-- What the task asks --
Return only the number of lines holding the word "like".

-- Stored dataset items --
• • • •
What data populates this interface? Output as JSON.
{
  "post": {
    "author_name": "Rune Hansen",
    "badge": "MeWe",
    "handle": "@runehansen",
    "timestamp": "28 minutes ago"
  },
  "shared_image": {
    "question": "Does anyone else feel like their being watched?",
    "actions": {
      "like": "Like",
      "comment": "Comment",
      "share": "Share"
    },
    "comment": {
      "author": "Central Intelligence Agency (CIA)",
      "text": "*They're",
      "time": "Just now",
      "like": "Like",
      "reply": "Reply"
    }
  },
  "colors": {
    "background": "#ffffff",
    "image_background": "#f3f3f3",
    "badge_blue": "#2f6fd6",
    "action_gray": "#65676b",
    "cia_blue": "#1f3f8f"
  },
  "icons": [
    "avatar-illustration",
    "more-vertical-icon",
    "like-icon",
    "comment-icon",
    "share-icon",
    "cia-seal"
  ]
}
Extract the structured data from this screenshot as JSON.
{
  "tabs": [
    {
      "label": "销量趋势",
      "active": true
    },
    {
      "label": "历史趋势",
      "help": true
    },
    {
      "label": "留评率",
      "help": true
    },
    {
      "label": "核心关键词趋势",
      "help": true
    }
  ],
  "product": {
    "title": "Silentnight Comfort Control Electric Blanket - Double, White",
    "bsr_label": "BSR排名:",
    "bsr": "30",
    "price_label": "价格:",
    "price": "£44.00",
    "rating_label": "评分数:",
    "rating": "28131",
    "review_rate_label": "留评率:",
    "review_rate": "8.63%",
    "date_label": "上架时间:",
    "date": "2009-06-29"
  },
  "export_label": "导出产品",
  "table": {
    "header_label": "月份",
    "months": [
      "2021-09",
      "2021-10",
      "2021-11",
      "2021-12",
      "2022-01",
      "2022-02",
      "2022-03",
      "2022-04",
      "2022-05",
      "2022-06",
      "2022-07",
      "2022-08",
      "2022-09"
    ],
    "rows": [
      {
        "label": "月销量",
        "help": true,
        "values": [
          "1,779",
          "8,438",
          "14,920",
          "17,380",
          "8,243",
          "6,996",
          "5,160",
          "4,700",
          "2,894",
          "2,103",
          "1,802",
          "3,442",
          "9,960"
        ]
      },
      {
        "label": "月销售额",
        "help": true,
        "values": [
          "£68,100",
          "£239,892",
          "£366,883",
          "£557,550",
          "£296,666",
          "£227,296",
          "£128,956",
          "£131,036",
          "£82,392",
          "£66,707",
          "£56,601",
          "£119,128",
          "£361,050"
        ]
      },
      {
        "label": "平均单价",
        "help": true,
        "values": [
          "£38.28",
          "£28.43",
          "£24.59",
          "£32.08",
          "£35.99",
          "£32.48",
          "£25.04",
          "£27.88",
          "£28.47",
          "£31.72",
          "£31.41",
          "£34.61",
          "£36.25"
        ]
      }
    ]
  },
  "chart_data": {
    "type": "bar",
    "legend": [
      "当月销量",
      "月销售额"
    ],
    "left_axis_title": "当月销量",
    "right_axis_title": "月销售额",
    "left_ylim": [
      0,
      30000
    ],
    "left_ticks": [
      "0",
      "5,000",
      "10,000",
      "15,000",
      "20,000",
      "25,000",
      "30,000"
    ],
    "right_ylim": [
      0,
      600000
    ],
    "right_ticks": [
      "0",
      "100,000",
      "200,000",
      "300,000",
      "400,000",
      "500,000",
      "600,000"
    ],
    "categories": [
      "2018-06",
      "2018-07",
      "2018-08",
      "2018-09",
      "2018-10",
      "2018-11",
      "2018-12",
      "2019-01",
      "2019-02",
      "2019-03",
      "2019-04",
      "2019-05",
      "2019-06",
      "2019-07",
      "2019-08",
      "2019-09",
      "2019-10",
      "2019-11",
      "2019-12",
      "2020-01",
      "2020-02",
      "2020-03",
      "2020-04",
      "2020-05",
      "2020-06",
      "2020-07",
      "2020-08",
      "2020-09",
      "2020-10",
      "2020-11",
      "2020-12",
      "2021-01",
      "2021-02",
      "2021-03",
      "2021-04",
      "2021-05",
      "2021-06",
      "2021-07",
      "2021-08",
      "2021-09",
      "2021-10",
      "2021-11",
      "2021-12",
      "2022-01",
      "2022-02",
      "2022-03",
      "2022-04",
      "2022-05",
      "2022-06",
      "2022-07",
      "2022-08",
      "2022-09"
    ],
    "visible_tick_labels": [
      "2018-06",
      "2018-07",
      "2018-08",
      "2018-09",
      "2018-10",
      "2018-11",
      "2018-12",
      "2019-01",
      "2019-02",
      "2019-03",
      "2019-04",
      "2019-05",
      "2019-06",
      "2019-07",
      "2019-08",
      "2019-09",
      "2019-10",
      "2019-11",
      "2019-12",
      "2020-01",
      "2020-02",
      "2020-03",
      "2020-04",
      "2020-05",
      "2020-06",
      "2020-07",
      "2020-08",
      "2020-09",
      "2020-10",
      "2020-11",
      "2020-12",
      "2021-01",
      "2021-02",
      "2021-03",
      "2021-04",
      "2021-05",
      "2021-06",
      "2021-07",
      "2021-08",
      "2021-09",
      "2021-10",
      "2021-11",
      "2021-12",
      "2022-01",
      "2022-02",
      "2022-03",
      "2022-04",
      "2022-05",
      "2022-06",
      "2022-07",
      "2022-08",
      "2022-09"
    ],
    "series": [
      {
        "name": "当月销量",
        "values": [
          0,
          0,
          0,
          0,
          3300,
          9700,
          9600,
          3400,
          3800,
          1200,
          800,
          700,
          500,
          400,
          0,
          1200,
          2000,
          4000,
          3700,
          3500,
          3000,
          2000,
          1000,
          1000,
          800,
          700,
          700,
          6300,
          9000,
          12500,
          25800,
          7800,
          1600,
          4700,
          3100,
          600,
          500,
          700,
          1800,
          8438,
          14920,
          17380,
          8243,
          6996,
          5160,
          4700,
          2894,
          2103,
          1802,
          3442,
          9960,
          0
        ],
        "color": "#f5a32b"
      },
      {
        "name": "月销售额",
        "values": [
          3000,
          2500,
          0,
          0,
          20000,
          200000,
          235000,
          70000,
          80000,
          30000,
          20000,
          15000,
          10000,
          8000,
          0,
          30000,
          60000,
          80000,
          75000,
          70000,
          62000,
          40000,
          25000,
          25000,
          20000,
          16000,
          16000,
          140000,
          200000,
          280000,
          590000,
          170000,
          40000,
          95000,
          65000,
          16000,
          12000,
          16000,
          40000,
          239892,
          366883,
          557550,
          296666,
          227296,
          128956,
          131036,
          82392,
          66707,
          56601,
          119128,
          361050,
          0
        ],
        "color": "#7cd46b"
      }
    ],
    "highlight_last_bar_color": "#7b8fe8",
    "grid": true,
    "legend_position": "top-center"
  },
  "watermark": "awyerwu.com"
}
• • • •
-- Response --
4